-- start of Task material --

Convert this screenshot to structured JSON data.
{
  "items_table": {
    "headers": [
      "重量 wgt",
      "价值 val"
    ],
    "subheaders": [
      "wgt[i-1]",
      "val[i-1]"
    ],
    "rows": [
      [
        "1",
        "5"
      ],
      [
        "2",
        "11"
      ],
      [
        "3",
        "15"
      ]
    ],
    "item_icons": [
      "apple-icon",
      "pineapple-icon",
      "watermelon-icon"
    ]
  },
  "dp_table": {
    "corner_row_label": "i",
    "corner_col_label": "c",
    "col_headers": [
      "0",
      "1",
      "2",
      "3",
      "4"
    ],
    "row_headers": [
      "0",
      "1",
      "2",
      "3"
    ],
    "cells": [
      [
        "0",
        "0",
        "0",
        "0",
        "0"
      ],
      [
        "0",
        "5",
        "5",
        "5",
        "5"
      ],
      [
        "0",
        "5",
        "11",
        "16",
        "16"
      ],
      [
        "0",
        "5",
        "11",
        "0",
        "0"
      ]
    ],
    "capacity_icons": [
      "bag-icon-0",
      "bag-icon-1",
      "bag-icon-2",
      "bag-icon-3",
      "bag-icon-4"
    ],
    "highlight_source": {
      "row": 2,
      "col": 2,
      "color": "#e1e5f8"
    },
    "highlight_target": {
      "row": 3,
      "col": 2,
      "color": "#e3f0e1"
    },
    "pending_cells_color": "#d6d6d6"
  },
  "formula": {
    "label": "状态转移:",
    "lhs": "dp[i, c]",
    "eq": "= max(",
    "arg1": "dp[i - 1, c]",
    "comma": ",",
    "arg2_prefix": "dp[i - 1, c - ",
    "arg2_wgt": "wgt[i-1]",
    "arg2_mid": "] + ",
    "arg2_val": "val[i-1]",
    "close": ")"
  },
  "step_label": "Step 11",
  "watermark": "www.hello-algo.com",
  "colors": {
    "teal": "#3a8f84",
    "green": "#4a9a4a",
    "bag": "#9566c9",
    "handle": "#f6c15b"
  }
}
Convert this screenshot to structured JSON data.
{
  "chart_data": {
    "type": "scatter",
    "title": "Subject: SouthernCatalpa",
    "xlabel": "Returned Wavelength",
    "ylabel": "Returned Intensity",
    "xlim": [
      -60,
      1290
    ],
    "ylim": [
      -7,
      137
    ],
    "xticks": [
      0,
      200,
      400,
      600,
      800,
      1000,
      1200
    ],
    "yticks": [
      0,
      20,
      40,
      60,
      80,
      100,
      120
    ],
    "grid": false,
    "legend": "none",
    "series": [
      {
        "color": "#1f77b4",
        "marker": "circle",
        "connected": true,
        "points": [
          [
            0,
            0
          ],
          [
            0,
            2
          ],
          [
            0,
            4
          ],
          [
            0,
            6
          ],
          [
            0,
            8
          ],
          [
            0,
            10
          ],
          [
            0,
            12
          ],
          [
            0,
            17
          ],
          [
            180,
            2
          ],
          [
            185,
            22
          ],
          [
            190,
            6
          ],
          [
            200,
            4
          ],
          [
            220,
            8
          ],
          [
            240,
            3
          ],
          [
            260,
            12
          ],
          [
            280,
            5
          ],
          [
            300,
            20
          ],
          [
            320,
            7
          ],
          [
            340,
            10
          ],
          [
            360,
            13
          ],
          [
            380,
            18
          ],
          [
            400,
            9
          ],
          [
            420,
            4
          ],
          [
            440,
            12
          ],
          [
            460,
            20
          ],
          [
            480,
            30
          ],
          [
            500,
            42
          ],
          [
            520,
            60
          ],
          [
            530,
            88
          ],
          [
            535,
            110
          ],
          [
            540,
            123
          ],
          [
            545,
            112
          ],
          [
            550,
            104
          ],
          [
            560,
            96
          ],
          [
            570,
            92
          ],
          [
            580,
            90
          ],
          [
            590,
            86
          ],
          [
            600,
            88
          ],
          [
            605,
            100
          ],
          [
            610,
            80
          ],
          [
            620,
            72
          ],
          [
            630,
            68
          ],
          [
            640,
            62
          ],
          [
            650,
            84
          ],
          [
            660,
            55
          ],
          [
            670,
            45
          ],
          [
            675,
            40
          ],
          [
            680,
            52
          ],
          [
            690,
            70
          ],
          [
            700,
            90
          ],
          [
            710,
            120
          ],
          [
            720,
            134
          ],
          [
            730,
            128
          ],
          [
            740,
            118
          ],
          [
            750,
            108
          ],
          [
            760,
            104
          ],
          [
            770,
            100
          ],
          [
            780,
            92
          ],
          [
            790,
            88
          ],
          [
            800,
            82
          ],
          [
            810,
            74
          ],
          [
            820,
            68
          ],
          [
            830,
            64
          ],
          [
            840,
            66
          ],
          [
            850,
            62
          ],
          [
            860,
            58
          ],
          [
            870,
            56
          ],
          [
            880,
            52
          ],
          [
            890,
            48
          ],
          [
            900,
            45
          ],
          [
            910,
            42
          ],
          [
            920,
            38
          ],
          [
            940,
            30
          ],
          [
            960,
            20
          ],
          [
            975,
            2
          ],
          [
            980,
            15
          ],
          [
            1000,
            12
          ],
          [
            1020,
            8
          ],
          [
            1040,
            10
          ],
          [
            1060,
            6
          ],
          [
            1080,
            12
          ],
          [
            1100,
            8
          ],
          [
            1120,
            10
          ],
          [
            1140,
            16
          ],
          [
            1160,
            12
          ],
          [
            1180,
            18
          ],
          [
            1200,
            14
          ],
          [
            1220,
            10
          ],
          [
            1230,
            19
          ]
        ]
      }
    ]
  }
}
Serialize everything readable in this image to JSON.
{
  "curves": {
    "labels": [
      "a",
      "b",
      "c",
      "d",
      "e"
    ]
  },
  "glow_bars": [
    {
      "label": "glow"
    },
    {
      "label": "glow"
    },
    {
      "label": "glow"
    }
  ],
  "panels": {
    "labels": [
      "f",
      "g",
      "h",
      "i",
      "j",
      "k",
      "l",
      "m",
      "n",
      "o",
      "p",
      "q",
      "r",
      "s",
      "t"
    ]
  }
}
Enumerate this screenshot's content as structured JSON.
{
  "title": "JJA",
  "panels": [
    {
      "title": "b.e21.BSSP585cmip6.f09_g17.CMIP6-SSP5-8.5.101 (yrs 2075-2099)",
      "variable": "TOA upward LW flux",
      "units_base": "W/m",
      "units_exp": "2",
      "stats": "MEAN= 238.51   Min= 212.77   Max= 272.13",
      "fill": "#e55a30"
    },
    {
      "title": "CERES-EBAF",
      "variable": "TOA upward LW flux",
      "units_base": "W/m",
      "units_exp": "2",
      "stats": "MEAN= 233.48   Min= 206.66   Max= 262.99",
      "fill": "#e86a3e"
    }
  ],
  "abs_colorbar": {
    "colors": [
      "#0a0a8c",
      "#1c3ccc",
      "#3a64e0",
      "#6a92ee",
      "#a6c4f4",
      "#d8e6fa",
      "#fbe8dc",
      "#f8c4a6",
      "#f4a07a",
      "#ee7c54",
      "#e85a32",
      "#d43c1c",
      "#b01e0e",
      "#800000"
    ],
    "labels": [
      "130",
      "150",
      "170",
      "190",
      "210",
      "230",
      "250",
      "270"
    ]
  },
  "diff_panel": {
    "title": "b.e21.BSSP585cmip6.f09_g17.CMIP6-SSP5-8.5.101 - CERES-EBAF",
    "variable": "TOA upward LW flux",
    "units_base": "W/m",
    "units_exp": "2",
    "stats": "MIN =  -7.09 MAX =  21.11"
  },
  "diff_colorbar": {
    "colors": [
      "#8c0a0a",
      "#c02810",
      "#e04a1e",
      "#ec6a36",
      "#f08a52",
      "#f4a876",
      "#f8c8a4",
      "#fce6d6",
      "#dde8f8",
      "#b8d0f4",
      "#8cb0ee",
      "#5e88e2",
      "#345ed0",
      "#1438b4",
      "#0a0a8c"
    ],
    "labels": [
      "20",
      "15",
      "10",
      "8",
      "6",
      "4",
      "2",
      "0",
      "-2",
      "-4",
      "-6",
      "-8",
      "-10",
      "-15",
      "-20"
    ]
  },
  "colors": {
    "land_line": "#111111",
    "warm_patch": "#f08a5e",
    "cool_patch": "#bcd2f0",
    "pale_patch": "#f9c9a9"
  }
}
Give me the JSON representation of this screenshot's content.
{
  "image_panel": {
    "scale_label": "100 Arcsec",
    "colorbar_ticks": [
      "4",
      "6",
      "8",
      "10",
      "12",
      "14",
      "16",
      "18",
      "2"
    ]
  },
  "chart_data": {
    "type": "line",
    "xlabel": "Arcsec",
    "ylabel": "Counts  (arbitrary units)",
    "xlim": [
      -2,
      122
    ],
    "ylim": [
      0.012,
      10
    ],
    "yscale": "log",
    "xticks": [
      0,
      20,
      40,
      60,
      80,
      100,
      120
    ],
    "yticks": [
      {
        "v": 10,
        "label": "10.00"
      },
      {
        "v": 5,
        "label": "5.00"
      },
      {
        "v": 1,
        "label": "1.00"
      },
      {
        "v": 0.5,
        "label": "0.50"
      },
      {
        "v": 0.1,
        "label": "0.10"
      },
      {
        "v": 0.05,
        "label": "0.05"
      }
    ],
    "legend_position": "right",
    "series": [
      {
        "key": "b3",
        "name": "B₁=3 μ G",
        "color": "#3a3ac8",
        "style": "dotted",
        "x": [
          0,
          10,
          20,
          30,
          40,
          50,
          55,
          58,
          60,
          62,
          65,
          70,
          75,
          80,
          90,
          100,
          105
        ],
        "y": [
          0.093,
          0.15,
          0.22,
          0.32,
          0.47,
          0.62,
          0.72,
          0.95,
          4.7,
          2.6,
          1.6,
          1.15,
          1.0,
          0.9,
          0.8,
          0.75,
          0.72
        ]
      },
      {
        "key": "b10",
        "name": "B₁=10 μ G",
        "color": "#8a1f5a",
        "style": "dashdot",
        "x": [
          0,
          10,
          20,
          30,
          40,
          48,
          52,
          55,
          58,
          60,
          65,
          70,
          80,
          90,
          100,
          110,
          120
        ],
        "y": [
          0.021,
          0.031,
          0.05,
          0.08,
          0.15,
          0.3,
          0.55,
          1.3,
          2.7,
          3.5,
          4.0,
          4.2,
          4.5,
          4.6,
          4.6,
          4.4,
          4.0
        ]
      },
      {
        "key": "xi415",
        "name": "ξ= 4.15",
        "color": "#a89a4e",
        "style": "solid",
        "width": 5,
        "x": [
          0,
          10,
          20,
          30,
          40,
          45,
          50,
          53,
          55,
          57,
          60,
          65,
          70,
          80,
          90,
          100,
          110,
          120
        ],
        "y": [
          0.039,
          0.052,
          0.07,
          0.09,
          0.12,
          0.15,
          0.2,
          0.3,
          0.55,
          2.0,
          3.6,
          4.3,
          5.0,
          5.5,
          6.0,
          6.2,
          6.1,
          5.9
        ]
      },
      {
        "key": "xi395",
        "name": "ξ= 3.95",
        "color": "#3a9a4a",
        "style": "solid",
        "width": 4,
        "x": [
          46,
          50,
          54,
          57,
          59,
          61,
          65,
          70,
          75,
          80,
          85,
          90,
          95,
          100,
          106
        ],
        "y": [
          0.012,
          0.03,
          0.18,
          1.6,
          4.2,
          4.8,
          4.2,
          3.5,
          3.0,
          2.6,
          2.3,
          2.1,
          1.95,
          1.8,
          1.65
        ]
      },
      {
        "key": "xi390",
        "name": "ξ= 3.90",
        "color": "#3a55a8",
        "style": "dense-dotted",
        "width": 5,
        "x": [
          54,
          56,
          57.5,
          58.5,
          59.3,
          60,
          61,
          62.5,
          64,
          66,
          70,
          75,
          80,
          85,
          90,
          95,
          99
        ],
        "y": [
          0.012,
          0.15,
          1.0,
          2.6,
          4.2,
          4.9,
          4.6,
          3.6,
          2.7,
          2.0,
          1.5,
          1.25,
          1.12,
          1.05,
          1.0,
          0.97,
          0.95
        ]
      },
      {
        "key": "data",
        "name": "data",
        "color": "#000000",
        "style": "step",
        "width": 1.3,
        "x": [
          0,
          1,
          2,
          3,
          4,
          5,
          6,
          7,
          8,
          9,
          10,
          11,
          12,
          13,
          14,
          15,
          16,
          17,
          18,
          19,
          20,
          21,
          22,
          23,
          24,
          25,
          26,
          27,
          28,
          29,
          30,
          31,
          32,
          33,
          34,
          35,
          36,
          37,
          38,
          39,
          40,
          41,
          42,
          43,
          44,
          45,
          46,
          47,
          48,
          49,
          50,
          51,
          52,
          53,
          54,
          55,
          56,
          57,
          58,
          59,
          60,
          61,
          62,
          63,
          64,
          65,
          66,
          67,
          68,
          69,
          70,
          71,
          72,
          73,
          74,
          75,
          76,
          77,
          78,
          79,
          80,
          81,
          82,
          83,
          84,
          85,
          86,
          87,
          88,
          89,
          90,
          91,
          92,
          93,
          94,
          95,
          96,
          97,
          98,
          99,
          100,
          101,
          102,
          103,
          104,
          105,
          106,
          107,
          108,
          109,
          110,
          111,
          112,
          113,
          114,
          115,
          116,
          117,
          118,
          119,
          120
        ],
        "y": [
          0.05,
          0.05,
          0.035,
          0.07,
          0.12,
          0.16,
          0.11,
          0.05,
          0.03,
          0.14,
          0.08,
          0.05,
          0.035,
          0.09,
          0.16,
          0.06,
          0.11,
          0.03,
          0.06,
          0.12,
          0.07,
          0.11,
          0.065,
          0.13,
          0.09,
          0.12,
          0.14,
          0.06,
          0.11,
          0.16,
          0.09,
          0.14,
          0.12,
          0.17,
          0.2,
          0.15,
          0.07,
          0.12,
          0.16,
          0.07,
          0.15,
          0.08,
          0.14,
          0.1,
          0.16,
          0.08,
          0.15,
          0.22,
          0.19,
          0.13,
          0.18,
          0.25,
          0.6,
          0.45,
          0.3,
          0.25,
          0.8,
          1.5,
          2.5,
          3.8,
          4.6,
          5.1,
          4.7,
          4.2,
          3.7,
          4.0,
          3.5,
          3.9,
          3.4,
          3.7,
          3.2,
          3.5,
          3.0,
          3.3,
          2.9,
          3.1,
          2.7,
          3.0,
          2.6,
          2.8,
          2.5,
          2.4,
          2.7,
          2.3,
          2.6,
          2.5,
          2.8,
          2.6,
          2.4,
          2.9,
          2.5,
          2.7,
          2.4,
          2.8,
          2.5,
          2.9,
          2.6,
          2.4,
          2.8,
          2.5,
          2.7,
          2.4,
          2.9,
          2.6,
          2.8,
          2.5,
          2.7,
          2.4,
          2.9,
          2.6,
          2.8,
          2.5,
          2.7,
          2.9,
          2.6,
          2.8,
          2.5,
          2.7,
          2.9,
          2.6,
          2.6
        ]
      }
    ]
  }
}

-- end of Task material --

• Given exercise: Return each line among the entries that holds the word "this".

• Written response:
Convert this screenshot to structured JSON data.
Convert this screenshot to structured JSON data.
Serialize everything readable in this image to JSON.
Enumerate this screenshot's content as structured JSON.
Give me the JSON representation of this screenshot's content.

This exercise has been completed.